[Start Extracted records]

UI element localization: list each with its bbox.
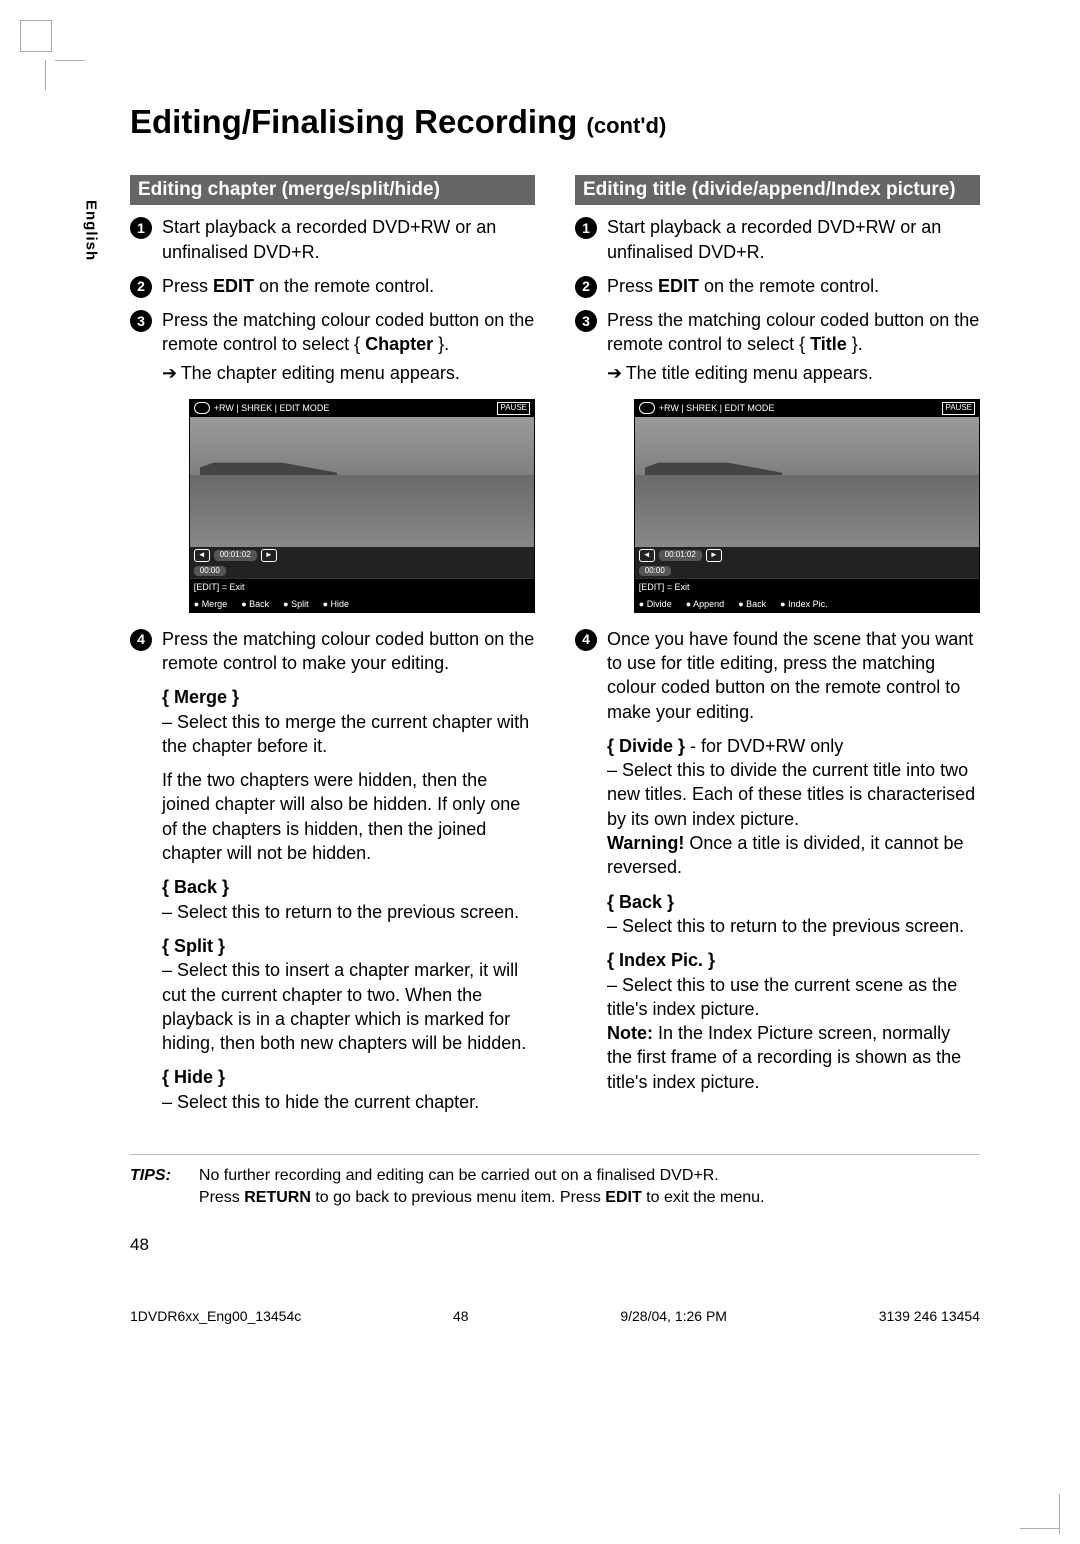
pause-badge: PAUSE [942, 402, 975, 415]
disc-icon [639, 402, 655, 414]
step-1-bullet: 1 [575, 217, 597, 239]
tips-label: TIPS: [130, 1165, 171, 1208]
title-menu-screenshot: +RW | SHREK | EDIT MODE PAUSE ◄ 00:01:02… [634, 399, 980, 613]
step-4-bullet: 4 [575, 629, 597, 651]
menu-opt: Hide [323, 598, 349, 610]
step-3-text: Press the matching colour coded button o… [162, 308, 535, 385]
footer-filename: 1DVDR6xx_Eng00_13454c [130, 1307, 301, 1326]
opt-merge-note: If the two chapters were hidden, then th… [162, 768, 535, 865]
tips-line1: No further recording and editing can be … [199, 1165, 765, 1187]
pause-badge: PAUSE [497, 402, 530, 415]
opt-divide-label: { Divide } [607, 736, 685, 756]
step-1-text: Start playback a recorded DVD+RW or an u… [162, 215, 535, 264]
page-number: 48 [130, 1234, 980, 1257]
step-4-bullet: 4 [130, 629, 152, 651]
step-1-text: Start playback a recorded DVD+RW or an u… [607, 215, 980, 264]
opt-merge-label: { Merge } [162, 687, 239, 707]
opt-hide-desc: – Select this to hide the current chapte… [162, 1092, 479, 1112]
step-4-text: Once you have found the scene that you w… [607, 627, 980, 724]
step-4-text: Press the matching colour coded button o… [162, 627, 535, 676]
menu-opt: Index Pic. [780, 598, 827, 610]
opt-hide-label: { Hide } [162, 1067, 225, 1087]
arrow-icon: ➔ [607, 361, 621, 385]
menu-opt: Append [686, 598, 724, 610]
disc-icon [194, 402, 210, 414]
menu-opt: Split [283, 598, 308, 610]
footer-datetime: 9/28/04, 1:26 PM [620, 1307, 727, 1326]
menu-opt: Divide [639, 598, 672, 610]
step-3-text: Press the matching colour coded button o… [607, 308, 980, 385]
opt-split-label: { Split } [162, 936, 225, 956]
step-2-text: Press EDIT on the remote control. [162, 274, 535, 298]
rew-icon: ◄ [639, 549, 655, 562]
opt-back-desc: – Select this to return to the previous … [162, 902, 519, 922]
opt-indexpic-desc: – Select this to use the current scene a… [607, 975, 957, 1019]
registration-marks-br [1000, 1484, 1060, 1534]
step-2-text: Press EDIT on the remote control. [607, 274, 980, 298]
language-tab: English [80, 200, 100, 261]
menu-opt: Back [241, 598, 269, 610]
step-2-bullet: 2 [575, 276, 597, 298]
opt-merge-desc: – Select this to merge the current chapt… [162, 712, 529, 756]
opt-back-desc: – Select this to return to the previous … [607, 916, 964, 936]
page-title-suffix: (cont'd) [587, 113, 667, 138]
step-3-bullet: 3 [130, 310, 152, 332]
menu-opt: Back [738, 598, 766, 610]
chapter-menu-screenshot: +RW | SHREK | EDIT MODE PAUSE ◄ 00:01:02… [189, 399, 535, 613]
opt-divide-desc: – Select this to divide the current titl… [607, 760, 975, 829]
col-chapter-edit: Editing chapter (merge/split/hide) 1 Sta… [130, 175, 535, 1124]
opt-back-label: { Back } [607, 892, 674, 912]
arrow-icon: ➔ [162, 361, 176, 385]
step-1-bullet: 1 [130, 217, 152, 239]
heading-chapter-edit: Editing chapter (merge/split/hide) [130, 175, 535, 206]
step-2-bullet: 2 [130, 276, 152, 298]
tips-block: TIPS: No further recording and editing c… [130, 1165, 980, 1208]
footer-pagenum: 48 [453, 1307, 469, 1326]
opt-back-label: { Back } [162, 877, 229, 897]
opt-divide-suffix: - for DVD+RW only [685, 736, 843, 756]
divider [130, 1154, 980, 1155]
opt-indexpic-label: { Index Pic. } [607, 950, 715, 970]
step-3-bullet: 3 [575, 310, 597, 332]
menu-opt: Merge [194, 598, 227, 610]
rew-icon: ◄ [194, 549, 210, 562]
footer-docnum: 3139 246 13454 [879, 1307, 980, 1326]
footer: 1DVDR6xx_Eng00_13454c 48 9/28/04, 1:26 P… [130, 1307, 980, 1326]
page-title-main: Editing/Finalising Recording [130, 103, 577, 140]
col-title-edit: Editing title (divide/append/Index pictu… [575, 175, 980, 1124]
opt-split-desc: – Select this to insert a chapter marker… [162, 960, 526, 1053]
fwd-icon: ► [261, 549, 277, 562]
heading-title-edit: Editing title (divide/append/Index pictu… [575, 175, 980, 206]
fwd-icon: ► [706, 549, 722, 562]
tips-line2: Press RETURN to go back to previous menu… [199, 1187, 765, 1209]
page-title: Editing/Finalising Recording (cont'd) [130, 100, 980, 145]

[End Extracted records]

Written exercise
Return every line of the items above unchanged, leaving out the pictures.

The response
UI element localization: list each with its bbox.
pause-badge: PAUSE [942, 402, 975, 415]
disc-icon [639, 402, 655, 414]
step-1-bullet: 1 [575, 217, 597, 239]
tips-label: TIPS: [130, 1165, 171, 1208]
title-menu-screenshot: +RW | SHREK | EDIT MODE PAUSE ◄ 00:01:02… [634, 399, 980, 613]
step-4-bullet: 4 [575, 629, 597, 651]
menu-opt: Hide [323, 598, 349, 610]
step-3-text: Press the matching colour coded button o… [162, 308, 535, 385]
footer-filename: 1DVDR6xx_Eng00_13454c [130, 1307, 301, 1326]
opt-merge-note: If the two chapters were hidden, then th… [162, 768, 535, 865]
tips-line1: No further recording and editing can be … [199, 1165, 765, 1187]
pause-badge: PAUSE [497, 402, 530, 415]
opt-divide-label: { Divide } [607, 736, 685, 756]
step-1-text: Start playback a recorded DVD+RW or an u… [162, 215, 535, 264]
page-number: 48 [130, 1234, 980, 1257]
step-4-bullet: 4 [130, 629, 152, 651]
step-1-text: Start playback a recorded DVD+RW or an u… [607, 215, 980, 264]
opt-merge-label: { Merge } [162, 687, 239, 707]
opt-hide-desc: – Select this to hide the current chapte… [162, 1092, 479, 1112]
step-4-text: Once you have found the scene that you w… [607, 627, 980, 724]
step-4-text: Press the matching colour coded button o… [162, 627, 535, 676]
menu-opt: Index Pic. [780, 598, 827, 610]
opt-hide-label: { Hide } [162, 1067, 225, 1087]
arrow-icon: ➔ [607, 361, 621, 385]
menu-opt: Append [686, 598, 724, 610]
disc-icon [194, 402, 210, 414]
menu-opt: Split [283, 598, 308, 610]
footer-datetime: 9/28/04, 1:26 PM [620, 1307, 727, 1326]
menu-opt: Divide [639, 598, 672, 610]
step-3-text: Press the matching colour coded button o… [607, 308, 980, 385]
opt-split-label: { Split } [162, 936, 225, 956]
step-2-text: Press EDIT on the remote control. [162, 274, 535, 298]
rew-icon: ◄ [639, 549, 655, 562]
opt-back-desc: – Select this to return to the previous … [162, 902, 519, 922]
opt-indexpic-desc: – Select this to use the current scene a… [607, 975, 957, 1019]
registration-marks-br [1000, 1484, 1060, 1534]
step-2-text: Press EDIT on the remote control. [607, 274, 980, 298]
language-tab: English [80, 200, 100, 261]
menu-opt: Back [241, 598, 269, 610]
step-2-bullet: 2 [575, 276, 597, 298]
opt-merge-desc: – Select this to merge the current chapt… [162, 712, 529, 756]
opt-back-desc: – Select this to return to the previous … [607, 916, 964, 936]
page-title-suffix: (cont'd) [587, 113, 667, 138]
step-3-bullet: 3 [130, 310, 152, 332]
menu-opt: Back [738, 598, 766, 610]
chapter-menu-screenshot: +RW | SHREK | EDIT MODE PAUSE ◄ 00:01:02… [189, 399, 535, 613]
opt-divide-desc: – Select this to divide the current titl… [607, 760, 975, 829]
col-chapter-edit: Editing chapter (merge/split/hide) 1 Sta… [130, 175, 535, 1124]
opt-back-label: { Back } [607, 892, 674, 912]
arrow-icon: ➔ [162, 361, 176, 385]
step-1-bullet: 1 [130, 217, 152, 239]
heading-chapter-edit: Editing chapter (merge/split/hide) [130, 175, 535, 206]
step-2-bullet: 2 [130, 276, 152, 298]
tips-block: TIPS: No further recording and editing c… [130, 1165, 980, 1208]
footer-pagenum: 48 [453, 1307, 469, 1326]
opt-back-label: { Back } [162, 877, 229, 897]
opt-divide-suffix: - for DVD+RW only [685, 736, 843, 756]
divider [130, 1154, 980, 1155]
opt-indexpic-label: { Index Pic. } [607, 950, 715, 970]
step-3-bullet: 3 [575, 310, 597, 332]
menu-opt: Merge [194, 598, 227, 610]
rew-icon: ◄ [194, 549, 210, 562]
footer-docnum: 3139 246 13454 [879, 1307, 980, 1326]
footer: 1DVDR6xx_Eng00_13454c 48 9/28/04, 1:26 P… [130, 1307, 980, 1326]
page-title-main: Editing/Finalising Recording [130, 103, 577, 140]
col-title-edit: Editing title (divide/append/Index pictu… [575, 175, 980, 1124]
opt-split-desc: – Select this to insert a chapter marker… [162, 960, 526, 1053]
fwd-icon: ► [261, 549, 277, 562]
heading-title-edit: Editing title (divide/append/Index pictu… [575, 175, 980, 206]
fwd-icon: ► [706, 549, 722, 562]
tips-line2: Press RETURN to go back to previous menu… [199, 1187, 765, 1209]
page-title: Editing/Finalising Recording (cont'd) [130, 100, 980, 145]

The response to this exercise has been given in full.